Dataset entries:

+--

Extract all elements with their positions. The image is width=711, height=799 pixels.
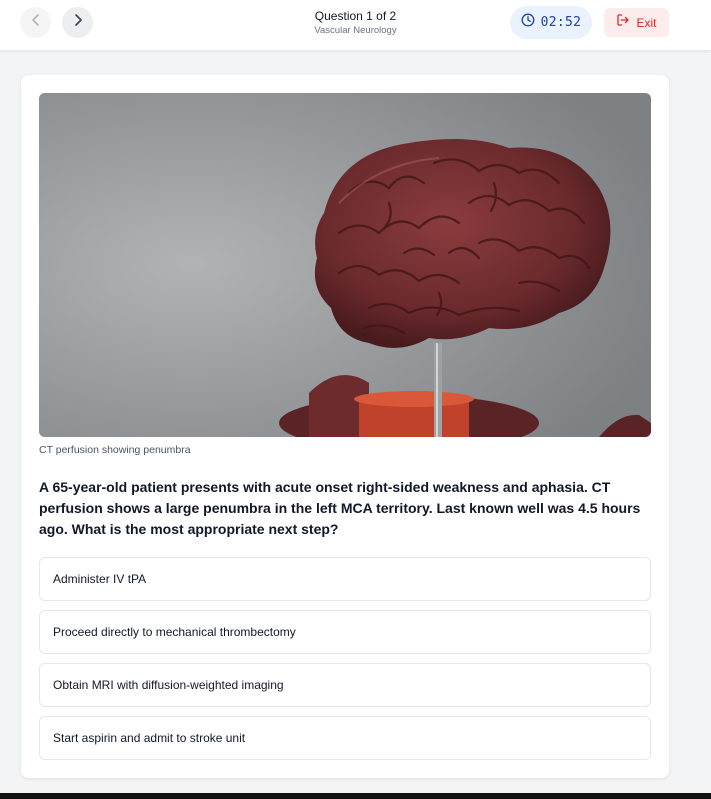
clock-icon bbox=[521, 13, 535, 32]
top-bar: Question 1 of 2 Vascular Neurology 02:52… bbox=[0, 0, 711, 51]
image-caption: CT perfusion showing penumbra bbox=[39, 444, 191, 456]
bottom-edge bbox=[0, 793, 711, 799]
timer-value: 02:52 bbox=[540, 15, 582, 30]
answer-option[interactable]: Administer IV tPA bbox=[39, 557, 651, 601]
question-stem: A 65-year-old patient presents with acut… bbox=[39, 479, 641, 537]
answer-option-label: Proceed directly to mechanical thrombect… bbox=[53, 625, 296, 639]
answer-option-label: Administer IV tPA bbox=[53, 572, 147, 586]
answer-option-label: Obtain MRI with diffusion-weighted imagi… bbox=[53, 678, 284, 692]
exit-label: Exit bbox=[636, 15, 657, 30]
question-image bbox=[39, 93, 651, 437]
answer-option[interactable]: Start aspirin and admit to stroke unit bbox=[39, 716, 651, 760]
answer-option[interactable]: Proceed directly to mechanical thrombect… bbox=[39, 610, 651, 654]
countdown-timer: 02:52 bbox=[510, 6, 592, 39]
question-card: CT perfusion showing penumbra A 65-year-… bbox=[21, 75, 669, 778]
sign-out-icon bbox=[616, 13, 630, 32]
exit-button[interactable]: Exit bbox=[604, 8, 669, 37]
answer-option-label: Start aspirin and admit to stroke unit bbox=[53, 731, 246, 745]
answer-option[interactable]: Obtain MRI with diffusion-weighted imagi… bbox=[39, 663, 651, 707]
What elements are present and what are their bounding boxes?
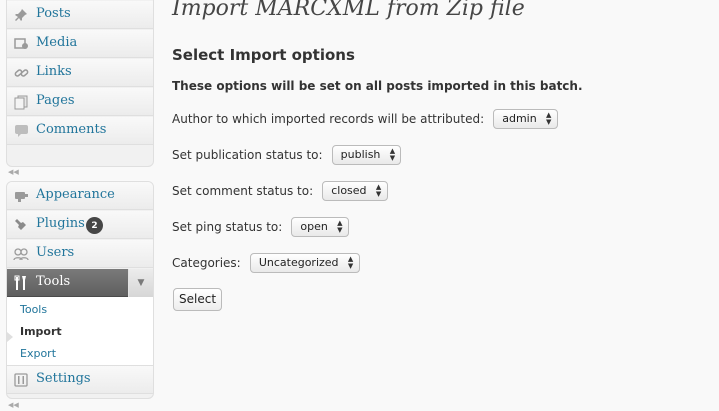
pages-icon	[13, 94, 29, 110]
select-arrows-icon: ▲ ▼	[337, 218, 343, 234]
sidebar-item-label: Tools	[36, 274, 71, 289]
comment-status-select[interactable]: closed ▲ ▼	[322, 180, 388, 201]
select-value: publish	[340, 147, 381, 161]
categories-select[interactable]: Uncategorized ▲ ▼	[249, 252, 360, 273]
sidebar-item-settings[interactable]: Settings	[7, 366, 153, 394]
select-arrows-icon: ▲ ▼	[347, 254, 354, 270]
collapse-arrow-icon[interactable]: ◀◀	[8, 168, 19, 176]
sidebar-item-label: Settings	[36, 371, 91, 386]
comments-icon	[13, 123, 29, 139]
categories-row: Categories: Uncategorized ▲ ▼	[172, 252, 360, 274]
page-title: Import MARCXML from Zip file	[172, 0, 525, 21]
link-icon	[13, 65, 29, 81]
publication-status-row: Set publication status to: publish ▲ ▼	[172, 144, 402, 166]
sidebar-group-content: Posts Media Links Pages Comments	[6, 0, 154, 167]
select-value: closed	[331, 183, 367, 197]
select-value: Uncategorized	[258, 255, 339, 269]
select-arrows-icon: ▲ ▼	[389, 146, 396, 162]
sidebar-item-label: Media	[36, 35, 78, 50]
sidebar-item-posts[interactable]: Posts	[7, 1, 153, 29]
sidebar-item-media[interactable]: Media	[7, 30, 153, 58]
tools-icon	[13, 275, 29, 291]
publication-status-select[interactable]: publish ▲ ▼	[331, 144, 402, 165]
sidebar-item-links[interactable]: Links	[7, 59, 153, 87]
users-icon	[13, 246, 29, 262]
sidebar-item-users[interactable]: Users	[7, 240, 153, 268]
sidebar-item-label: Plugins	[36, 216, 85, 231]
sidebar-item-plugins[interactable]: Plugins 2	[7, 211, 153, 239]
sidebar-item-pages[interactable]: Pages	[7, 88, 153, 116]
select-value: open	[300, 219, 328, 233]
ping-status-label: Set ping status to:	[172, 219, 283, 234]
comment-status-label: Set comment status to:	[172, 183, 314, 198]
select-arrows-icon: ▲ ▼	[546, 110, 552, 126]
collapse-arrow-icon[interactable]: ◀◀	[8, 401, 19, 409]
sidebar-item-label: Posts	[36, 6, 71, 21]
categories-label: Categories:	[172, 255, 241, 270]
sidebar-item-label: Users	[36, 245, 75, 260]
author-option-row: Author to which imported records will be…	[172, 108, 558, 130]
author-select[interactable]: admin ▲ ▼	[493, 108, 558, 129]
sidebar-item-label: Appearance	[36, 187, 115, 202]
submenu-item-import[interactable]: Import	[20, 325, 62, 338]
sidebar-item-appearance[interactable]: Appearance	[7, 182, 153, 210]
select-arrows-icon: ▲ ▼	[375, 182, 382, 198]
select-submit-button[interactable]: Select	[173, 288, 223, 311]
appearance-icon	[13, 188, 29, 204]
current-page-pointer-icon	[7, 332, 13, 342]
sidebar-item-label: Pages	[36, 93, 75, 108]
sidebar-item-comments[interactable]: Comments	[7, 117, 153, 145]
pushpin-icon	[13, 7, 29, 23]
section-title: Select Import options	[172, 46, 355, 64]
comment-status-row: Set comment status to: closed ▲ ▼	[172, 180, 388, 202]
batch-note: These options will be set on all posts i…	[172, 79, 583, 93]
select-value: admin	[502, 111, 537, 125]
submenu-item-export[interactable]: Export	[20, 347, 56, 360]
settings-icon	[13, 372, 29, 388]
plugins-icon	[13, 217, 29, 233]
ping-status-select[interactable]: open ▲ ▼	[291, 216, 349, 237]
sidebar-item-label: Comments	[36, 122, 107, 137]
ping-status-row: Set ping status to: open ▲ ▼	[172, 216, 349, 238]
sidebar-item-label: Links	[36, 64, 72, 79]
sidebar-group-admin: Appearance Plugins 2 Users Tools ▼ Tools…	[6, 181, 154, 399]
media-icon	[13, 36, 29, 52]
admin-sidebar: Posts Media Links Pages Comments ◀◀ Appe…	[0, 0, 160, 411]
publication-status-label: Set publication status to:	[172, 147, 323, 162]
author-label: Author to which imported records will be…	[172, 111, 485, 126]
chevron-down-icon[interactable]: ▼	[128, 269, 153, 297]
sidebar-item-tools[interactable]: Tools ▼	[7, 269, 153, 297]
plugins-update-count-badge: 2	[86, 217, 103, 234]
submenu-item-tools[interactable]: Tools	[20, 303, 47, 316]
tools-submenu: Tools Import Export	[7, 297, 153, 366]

+--

Exercise aim: Identify every line above that contains the string "imagi", treating uppercase and lowercase letters as different.

Solution to this problem:
answer-option-label: Obtain MRI with diffusion-weighted imagi… bbox=[53, 678, 284, 692]
answer-option[interactable]: Obtain MRI with diffusion-weighted imagi… bbox=[39, 663, 651, 707]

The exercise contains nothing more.